Copy all of the material word for word, except for the pictures.

Items from a data source:
◆ ◆ ◆ ◆ ◆
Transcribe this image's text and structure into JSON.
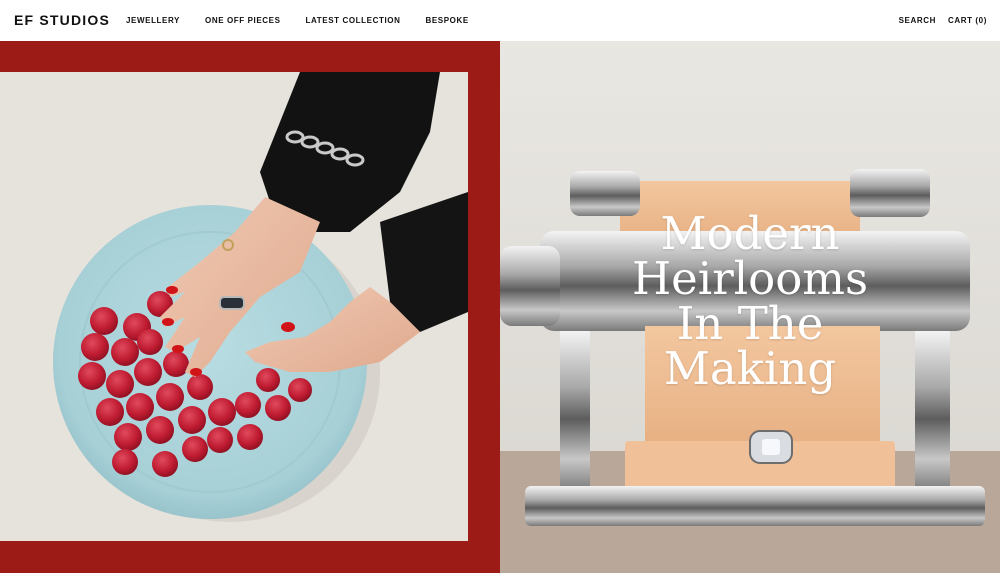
{
  "header": {
    "logo": "EF STUDIOS",
    "nav": [
      "JEWELLERY",
      "ONE OFF PIECES",
      "LATEST COLLECTION",
      "BESPOKE"
    ],
    "search": "SEARCH",
    "cart": "CART (0)"
  },
  "hero": {
    "title_lines": [
      "Modern",
      "Heirlooms",
      "In The",
      "Making"
    ]
  },
  "colors": {
    "accent_red": "#9c1b17",
    "plate_blue": "#a9d3d9",
    "raspberry": "#c01c32",
    "nail_red": "#d01418"
  },
  "images": {
    "left": "hands-with-rings-on-plate-of-raspberries",
    "right": "pasta-machine-with-ring-and-dough"
  }
}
◆ ◆ ◆ ◆ ◆
* **PROBLEM SOLUTION**
Transcribe this image's text and structure into JSON.
{
  "header": {
    "logo": "EF STUDIOS",
    "nav": [
      "JEWELLERY",
      "ONE OFF PIECES",
      "LATEST COLLECTION",
      "BESPOKE"
    ],
    "search": "SEARCH",
    "cart": "CART (0)"
  },
  "hero": {
    "title_lines": [
      "Modern",
      "Heirlooms",
      "In The",
      "Making"
    ]
  },
  "colors": {
    "accent_red": "#9c1b17",
    "plate_blue": "#a9d3d9",
    "raspberry": "#c01c32",
    "nail_red": "#d01418"
  },
  "images": {
    "left": "hands-with-rings-on-plate-of-raspberries",
    "right": "pasta-machine-with-ring-and-dough"
  }
}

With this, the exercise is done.